What needs to be done: Which lines of the entries contain the string "abnormal"? Please find them and copy them.

Records provided:

# # # #

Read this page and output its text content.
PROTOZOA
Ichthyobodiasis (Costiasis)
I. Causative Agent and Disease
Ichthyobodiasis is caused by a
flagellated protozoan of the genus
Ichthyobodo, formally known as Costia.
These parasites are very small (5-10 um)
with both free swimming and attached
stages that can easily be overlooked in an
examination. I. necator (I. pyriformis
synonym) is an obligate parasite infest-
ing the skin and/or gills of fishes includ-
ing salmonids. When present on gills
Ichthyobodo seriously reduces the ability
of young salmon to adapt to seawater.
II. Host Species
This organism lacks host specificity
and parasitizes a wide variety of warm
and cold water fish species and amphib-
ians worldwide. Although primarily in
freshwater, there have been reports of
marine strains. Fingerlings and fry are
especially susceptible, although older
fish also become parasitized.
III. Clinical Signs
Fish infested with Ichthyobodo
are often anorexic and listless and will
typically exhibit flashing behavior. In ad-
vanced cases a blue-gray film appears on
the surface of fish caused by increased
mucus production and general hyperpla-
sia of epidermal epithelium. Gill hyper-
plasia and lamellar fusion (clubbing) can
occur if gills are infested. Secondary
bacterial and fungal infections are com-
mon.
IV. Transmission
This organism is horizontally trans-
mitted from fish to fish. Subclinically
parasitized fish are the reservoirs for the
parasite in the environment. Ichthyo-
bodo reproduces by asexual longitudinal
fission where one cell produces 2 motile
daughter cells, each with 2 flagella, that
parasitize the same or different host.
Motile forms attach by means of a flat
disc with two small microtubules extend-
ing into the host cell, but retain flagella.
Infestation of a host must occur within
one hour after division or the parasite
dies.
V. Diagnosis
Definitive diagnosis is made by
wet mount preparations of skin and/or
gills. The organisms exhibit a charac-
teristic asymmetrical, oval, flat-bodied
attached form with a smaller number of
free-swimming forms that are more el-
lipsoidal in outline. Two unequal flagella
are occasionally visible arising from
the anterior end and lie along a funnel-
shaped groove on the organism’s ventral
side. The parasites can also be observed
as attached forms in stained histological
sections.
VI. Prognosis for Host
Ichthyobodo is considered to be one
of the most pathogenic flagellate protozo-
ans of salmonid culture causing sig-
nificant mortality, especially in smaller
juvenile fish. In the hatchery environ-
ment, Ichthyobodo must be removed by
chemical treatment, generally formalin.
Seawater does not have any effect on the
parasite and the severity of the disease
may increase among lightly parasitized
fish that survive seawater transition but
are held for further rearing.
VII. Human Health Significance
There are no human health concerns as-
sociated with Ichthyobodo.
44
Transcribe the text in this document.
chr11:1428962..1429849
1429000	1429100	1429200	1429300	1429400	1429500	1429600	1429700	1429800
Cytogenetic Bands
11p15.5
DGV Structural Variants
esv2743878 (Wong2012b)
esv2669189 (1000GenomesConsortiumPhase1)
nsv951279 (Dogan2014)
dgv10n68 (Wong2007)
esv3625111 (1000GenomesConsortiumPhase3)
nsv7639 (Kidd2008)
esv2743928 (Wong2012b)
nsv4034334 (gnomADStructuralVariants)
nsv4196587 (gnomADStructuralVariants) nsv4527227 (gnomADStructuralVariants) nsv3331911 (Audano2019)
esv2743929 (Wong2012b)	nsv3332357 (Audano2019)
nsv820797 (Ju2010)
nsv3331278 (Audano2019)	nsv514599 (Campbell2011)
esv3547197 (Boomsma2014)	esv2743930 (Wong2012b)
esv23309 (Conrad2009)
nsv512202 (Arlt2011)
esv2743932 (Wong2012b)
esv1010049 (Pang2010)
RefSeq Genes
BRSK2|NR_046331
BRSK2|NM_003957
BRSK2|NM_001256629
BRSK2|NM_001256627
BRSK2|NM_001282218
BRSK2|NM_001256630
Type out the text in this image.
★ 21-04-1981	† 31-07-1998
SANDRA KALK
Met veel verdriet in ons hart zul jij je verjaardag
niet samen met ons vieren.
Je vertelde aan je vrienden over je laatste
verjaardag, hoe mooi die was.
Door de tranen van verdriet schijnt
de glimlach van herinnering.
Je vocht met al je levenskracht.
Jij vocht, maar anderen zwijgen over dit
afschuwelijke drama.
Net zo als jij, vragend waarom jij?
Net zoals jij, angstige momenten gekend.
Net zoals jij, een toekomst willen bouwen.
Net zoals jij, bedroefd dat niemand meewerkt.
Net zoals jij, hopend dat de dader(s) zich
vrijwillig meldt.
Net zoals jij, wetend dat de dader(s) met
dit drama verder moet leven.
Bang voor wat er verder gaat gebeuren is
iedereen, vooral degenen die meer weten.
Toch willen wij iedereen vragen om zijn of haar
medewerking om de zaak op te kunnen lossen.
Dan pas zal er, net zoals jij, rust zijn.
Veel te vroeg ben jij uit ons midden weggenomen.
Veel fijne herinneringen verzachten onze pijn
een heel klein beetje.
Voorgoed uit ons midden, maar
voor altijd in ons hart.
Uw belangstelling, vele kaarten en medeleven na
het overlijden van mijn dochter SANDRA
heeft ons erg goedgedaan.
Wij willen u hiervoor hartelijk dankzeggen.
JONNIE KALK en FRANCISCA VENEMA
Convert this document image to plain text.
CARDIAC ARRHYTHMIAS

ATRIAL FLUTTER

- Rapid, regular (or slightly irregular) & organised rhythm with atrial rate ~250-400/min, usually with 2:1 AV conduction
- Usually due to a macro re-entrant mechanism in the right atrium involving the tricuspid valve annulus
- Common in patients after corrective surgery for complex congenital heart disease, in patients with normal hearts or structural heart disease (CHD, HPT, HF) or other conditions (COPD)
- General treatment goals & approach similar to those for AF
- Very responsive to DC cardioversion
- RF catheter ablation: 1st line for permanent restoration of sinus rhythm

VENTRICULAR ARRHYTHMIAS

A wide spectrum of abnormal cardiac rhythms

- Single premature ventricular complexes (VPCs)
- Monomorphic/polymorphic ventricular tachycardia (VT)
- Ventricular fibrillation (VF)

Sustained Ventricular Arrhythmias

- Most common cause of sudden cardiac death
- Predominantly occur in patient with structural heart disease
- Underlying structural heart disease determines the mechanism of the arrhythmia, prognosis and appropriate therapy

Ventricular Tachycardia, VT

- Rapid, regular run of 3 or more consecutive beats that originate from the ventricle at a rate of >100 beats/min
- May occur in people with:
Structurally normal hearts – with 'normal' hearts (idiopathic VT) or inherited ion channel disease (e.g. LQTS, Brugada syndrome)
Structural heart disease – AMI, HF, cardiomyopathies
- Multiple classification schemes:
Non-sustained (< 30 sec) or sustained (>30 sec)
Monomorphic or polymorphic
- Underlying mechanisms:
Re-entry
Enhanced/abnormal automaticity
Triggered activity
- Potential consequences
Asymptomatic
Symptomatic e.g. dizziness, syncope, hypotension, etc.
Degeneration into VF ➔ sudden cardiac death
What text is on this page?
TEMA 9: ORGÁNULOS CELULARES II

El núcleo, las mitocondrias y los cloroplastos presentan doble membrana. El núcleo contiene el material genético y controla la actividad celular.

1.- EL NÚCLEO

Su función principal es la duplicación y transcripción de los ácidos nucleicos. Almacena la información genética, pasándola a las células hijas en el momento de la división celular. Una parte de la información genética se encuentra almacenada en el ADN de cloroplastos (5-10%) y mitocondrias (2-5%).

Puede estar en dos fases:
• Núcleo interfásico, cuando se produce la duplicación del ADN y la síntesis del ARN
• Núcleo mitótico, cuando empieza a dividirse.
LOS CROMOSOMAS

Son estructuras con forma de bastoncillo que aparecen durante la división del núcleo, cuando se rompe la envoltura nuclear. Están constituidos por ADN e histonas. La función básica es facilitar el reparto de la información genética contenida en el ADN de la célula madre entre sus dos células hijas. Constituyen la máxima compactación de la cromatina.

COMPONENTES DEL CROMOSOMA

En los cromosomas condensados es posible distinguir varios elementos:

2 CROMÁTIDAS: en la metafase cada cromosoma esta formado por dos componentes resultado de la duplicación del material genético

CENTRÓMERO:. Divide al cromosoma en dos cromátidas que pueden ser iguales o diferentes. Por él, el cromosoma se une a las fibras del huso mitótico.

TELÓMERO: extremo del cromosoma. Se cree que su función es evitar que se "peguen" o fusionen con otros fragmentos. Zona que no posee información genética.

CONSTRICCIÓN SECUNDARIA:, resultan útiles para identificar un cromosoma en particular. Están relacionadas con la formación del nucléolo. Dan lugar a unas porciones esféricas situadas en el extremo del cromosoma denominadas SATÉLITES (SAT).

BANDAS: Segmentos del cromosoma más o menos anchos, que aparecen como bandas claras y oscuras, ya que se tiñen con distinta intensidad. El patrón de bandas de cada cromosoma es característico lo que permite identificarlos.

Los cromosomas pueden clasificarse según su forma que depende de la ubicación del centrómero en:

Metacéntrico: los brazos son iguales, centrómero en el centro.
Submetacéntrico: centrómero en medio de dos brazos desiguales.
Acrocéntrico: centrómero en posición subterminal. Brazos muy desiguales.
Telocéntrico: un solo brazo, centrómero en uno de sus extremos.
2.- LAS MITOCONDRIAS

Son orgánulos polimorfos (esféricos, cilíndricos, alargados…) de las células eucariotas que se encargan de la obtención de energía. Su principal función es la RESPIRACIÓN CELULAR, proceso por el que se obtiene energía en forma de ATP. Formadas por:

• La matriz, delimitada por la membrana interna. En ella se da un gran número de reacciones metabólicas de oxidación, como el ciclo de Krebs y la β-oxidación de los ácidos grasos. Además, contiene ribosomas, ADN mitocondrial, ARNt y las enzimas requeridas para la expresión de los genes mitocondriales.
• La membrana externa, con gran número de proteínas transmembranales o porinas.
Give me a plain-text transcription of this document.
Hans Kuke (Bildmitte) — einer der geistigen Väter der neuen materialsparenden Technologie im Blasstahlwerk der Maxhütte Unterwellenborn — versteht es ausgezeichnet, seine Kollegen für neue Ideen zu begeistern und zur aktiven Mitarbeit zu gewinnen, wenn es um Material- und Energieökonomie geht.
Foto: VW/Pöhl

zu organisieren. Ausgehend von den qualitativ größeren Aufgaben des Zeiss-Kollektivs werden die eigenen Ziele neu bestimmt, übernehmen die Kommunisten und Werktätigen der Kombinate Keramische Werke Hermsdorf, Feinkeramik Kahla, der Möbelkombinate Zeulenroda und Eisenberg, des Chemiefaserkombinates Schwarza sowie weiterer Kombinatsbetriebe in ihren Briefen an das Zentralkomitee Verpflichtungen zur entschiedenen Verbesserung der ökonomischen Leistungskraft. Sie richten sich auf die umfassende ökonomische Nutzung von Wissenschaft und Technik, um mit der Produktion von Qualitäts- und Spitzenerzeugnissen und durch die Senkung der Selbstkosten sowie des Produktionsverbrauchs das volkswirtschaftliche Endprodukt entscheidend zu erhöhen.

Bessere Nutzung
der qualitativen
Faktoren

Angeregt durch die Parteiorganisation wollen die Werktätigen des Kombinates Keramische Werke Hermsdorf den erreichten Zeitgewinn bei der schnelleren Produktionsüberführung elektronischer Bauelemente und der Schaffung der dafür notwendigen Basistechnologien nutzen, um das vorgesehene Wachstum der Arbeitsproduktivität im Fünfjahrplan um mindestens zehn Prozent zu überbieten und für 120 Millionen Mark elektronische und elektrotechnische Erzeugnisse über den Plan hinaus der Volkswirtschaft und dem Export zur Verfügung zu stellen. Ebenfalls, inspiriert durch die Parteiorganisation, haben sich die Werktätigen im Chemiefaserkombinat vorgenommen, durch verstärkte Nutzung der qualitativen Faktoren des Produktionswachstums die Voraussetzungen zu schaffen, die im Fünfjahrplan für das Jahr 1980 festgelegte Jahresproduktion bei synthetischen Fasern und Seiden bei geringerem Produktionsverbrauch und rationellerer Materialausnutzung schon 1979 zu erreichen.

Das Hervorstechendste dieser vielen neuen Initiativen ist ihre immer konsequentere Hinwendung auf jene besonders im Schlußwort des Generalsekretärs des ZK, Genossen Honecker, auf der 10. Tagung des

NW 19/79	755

# # # #

Expected output:
A wide spectrum of abnormal cardiac rhythms
Enhanced/abnormal automaticity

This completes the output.